## Job
Whenever a line contains the string "start", copy it out of the entries.

## Extracted entries
- - - - -

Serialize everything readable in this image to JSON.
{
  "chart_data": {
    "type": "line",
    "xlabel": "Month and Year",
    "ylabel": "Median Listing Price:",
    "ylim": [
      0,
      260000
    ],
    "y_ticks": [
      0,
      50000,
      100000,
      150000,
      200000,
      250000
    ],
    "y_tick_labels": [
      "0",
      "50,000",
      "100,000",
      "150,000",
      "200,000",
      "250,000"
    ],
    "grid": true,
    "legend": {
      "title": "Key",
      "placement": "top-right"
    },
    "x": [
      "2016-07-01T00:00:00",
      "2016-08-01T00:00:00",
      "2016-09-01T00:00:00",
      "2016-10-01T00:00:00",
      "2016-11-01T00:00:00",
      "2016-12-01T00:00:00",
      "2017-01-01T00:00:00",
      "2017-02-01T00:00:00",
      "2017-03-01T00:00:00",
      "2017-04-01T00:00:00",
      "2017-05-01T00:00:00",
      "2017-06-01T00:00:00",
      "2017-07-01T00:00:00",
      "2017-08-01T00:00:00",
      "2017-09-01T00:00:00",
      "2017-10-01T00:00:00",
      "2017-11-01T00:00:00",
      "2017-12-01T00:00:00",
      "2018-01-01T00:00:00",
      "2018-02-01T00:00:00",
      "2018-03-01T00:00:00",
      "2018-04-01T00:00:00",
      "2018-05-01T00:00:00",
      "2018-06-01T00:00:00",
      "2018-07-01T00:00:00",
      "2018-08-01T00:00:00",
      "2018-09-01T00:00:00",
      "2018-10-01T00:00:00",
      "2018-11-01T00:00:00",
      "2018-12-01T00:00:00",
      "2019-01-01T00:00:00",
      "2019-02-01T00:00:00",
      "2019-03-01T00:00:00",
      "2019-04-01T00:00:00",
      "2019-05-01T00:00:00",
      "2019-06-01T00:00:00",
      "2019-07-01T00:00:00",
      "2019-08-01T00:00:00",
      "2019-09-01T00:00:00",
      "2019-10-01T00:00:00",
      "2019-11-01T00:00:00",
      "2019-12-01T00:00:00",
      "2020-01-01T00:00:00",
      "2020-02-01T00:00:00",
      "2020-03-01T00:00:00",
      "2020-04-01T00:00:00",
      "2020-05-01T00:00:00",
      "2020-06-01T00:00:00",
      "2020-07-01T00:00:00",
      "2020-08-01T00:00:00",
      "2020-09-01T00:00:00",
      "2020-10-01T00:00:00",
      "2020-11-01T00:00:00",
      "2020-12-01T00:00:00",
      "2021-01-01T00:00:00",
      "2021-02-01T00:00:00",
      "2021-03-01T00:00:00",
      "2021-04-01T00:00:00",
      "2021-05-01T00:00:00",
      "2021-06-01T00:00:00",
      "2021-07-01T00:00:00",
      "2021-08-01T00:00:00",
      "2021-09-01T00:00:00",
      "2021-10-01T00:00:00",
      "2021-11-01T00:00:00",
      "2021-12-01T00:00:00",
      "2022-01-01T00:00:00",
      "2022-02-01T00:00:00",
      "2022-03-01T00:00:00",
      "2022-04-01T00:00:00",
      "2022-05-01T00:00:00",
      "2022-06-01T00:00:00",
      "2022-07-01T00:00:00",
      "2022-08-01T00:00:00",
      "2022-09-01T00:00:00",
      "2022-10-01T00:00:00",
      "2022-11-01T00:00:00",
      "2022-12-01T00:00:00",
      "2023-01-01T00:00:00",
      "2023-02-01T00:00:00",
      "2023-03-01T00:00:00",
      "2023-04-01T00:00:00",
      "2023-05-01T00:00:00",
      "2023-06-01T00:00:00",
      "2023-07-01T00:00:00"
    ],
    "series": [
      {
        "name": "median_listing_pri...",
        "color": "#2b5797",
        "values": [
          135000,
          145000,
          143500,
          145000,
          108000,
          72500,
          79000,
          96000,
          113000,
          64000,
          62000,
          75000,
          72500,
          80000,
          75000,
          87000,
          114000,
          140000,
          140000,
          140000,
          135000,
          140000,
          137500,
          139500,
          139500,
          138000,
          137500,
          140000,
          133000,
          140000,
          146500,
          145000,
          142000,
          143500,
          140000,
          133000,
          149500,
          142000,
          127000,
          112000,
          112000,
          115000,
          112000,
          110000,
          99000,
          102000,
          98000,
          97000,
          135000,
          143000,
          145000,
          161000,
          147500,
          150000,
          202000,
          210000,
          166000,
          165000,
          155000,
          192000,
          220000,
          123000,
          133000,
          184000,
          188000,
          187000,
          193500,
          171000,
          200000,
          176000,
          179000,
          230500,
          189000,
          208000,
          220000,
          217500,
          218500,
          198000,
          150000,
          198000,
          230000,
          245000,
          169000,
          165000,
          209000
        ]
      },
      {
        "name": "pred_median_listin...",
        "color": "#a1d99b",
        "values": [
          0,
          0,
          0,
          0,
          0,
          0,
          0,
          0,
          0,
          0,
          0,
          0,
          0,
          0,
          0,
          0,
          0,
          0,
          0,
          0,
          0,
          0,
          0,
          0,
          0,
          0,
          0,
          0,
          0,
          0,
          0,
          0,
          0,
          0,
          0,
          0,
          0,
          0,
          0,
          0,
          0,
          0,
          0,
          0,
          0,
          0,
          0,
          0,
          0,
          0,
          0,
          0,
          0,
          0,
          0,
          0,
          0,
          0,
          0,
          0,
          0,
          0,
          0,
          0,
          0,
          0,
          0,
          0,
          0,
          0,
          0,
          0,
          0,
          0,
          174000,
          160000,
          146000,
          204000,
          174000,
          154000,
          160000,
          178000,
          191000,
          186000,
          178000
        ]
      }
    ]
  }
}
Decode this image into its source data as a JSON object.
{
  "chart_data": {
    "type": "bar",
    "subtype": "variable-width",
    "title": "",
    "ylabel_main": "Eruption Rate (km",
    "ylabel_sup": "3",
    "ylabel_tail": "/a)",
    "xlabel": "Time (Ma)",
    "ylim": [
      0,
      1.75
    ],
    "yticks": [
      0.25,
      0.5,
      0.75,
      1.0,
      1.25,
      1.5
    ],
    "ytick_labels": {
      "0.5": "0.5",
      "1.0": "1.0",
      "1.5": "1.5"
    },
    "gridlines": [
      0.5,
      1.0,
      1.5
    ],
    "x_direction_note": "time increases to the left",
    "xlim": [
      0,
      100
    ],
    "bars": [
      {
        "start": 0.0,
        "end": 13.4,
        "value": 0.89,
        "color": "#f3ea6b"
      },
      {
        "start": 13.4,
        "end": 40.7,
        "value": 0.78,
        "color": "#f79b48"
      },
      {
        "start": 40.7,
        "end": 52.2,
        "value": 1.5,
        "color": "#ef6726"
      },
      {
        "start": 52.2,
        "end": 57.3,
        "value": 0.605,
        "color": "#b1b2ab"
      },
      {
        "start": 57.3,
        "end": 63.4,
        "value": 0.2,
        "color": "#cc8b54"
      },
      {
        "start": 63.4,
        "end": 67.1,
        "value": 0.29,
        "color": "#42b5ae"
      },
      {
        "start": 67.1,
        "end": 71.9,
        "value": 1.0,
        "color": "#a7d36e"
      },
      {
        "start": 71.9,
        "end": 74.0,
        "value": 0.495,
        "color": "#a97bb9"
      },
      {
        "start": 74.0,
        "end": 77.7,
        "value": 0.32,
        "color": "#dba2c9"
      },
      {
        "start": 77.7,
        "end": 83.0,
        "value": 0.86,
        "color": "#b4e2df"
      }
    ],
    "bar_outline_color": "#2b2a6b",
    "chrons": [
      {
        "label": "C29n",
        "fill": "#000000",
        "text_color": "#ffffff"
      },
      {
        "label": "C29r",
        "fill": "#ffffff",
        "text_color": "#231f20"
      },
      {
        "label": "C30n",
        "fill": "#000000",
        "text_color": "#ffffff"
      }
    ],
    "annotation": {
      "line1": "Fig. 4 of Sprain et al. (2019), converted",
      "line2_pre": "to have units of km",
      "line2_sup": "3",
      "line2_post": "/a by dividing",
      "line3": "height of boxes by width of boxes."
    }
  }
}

- - - - -

## Result of this task
        "start": 0.0,
        "start": 13.4,
        "start": 40.7,
        "start": 52.2,
        "start": 57.3,
        "start": 63.4,
        "start": 67.1,
        "start": 71.9,
        "start": 74.0,
        "start": 77.7,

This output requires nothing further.